→ 本文:
□ □ □ □

――水木さんは歌だけでなく、アニメの作品自体もしっかりとつかんでいらっしゃる印象があります

水木「さすがにすべての作品を一話から全部観るというのは難しいですけど、絵コンテからちゃんと見て歌い込みますし、放送は必ずチェックします。ゲームの場合でも、自分でちゃんとプレイして、自分の肌で感じておかないと、魂を入れて歌えないんですよ」

――それは『マジンガーZ』のころからですか?

水木「最初から、それこそ『原始少年リュウ』のときからやっています。だって、いきなり『原始少年リュウ』を歌ってくれと言われても理解できないじゃないですか。なので、ちゃんと絵コンテも見せてもらって、キャラクターの設定も教えてもらって、自分の中できっちりと噛み砕いて、自分がリュウになりきらないとやはり歌えないんです」

――だからこそ、水木さんの歌からアニメの世界観が見えてくるわけですね

水木「そうだと思います。曲が来たから歌いますというのではなく、このヒーローは何を伝えたいのか、そういうところまでちゃんと理解した上で、それを歌で伝える。だから、あるときはコミカルに、あるときは哀愁を帯びて、またあるときは優しく……と歌い方も変化する。『え、この歌もそうなの? この歌も水木さんなの?』と言われることがよくあります。それは、水木一郎の個性だけで歌っているわけではないからだと思うんですよ。今、みんなが思っている僕の個性というものは、いろいろなヒーローの歌を歌ってきた結果、つまりいくつものヒーローが染みついた僕の声に、それぞれの思い描くヒーローを重ね合わせて伝わっているんだと思います」

――ある意味、水木さんが究極のヒーローですね

水木「ヒーローたちが僕を導いてくれたんですよ。どれも、大事なヒーローだし、どの歌もいまだに全然飽きていない。常に新鮮な気持ちで歌えるんですよ。そういう意味では、歌手として良い仕事を選んだなと思っています」

――だからこそ、聴いている人も何度でも聴けるんですよね

水木「同じメロディで同じ詞なんだけど、聴くときによって違った印象を受けるかもしれませんね」

――ちなみに『マジンガーZ』のころのレコーディングは譜面だけで、仮歌などもなかったとか

水木「そうですね。譜面だけを渡されるという感じでした。ただ僕は今でも、仮歌があると邪魔なんですよ。先に仮歌を聴いてしまうと、その人のイメージがついてしまうので。僕の場合は、譜面だけ渡された頃のほうが、むしろやりやすかったですね。そこから、作曲家の先生のピアノ伴奏で、直に曲のイメージを教わったりして。オケを聴くのはレコーディング当日だし、もうドキドキですよ。歌手という仕事は、一度でも『アイツはダメだ』ってレッテルを貼られると二度と仕事が来なくなる。だから毎回真剣勝負ですよ。そのおかげで、短時間で譜面を読んだり、集中力はつきましたけど」

――まさに一発勝負の真剣勝負という感じですね

水木「宙明さんにもよく言われるんです。『メロディを間違って覚えちゃって全然直らない人がいるけど、水木くんはそういうことがなかったね』って。譜面が読めなかったり、頭が固くて間違いを直せなかったりしたら、『あの人を使うのはやめましょう』って話になるわけで、そう思われちゃったら大変ですよ(笑)」

□ □ □ □

→ 出題: 水木さんのインタビューのうち、「水木「ヒーローたちが僕を導い」で始まり「ちゃったら大変ですよ(笑)」」まで続く部分を、一字一句違えずに書き写してください。 ここから先の行は、水木さんのインタビューとは別の資料です。

→ 提供資料:
□ □ □ □

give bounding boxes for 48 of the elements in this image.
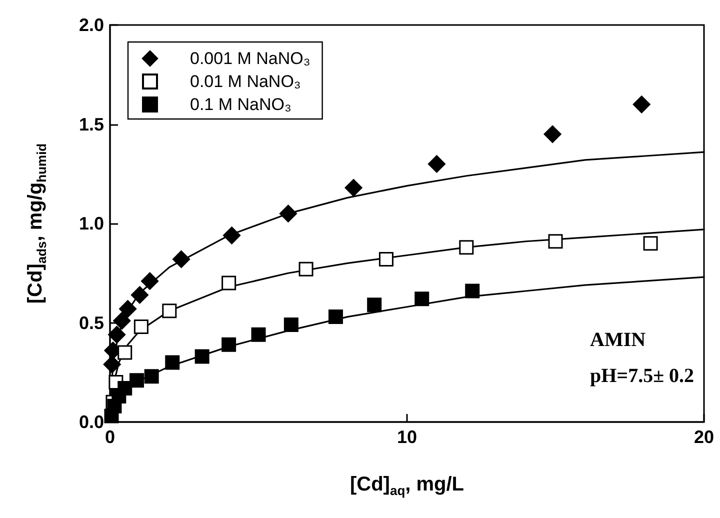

□ □ □ □

→ 解答:
水木「ヒーローたちが僕を導いてくれたんですよ。どれも、大事なヒーローだし、どの歌もいまだに全然飽きていない。常に新鮮な気持ちで歌えるんですよ。そういう意味では、歌手として良い仕事を選んだなと思っています」

――だからこそ、聴いている人も何度でも聴けるんですよね

水木「同じメロディで同じ詞なんだけど、聴くときによって違った印象を受けるかもしれませんね」

――ちなみに『マジンガーZ』のころのレコーディングは譜面だけで、仮歌などもなかったとか

水木「そうですね。譜面だけを渡されるという感じでした。ただ僕は今でも、仮歌があると邪魔なんですよ。先に仮歌を聴いてしまうと、その人のイメージがついてしまうので。僕の場合は、譜面だけ渡された頃のほうが、むしろやりやすかったですね。そこから、作曲家の先生のピアノ伴奏で、直に曲のイメージを教わったりして。オケを聴くのはレコーディング当日だし、もうドキドキですよ。歌手という仕事は、一度でも『アイツはダメだ』ってレッテルを貼られると二度と仕事が来なくなる。だから毎回真剣勝負ですよ。そのおかげで、短時間で譜面を読んだり、集中力はつきましたけど」

――まさに一発勝負の真剣勝負という感じですね

水木「宙明さんにもよく言われるんです。『メロディを間違って覚えちゃって全然直らない人がいるけど、水木くんはそういうことがなかったね』って。譜面が読めなかったり、頭が固くて間違いを直せなかったりしたら、『あの人を使うのはやめましょう』って話になるわけで、そう思われちゃったら大変ですよ(笑)」